Task to carry out ▸
Set down the data below without change, skipping the pictures it holds.

▼▼▼

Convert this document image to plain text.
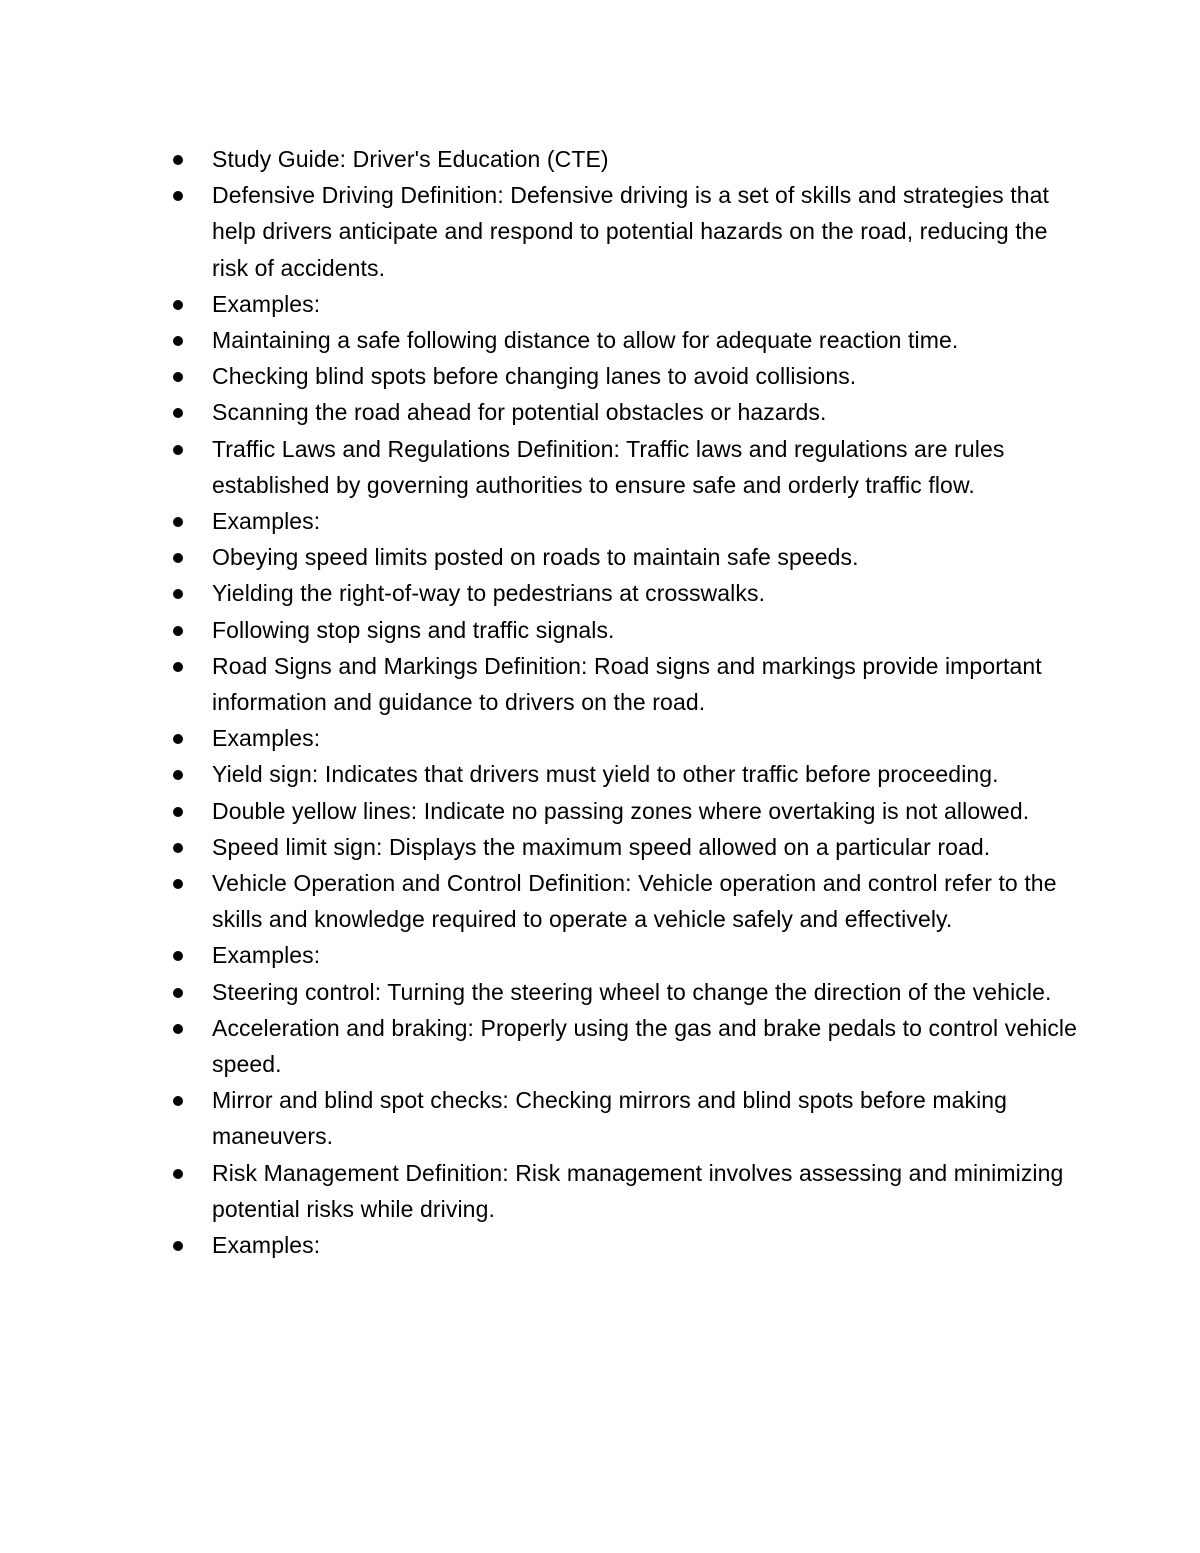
Study Guide: Driver's Education (CTE)
Defensive Driving Definition: Defensive driving is a set of skills and strategies that help drivers anticipate and respond to potential hazards on the road, reducing the risk of accidents.
Examples:
Maintaining a safe following distance to allow for adequate reaction time.
Checking blind spots before changing lanes to avoid collisions.
Scanning the road ahead for potential obstacles or hazards.
Traffic Laws and Regulations Definition: Traffic laws and regulations are rules established by governing authorities to ensure safe and orderly traffic flow.
Examples:
Obeying speed limits posted on roads to maintain safe speeds.
Yielding the right-of-way to pedestrians at crosswalks.
Following stop signs and traffic signals.
Road Signs and Markings Definition: Road signs and markings provide important information and guidance to drivers on the road.
Examples:
Yield sign: Indicates that drivers must yield to other traffic before proceeding.
Double yellow lines: Indicate no passing zones where overtaking is not allowed.
Speed limit sign: Displays the maximum speed allowed on a particular road.
Vehicle Operation and Control Definition: Vehicle operation and control refer to the skills and knowledge required to operate a vehicle safely and effectively.
Examples:
Steering control: Turning the steering wheel to change the direction of the vehicle.
Acceleration and braking: Properly using the gas and brake pedals to control vehicle speed.
Mirror and blind spot checks: Checking mirrors and blind spots before making maneuvers.
Risk Management Definition: Risk management involves assessing and minimizing potential risks while driving.
Examples:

▲▲▲

Full output ▸
Convert this document image to plain text.
Study Guide: Driver's Education (CTE)
Defensive Driving Definition: Defensive driving is a set of skills and strategies that help drivers anticipate and respond to potential hazards on the road, reducing the risk of accidents.
Examples:
Maintaining a safe following distance to allow for adequate reaction time.
Checking blind spots before changing lanes to avoid collisions.
Scanning the road ahead for potential obstacles or hazards.
Traffic Laws and Regulations Definition: Traffic laws and regulations are rules established by governing authorities to ensure safe and orderly traffic flow.
Examples:
Obeying speed limits posted on roads to maintain safe speeds.
Yielding the right-of-way to pedestrians at crosswalks.
Following stop signs and traffic signals.
Road Signs and Markings Definition: Road signs and markings provide important information and guidance to drivers on the road.
Examples:
Yield sign: Indicates that drivers must yield to other traffic before proceeding.
Double yellow lines: Indicate no passing zones where overtaking is not allowed.
Speed limit sign: Displays the maximum speed allowed on a particular road.
Vehicle Operation and Control Definition: Vehicle operation and control refer to the skills and knowledge required to operate a vehicle safely and effectively.
Examples:
Steering control: Turning the steering wheel to change the direction of the vehicle.
Acceleration and braking: Properly using the gas and brake pedals to control vehicle speed.
Mirror and blind spot checks: Checking mirrors and blind spots before making maneuvers.
Risk Management Definition: Risk management involves assessing and minimizing potential risks while driving.
Examples:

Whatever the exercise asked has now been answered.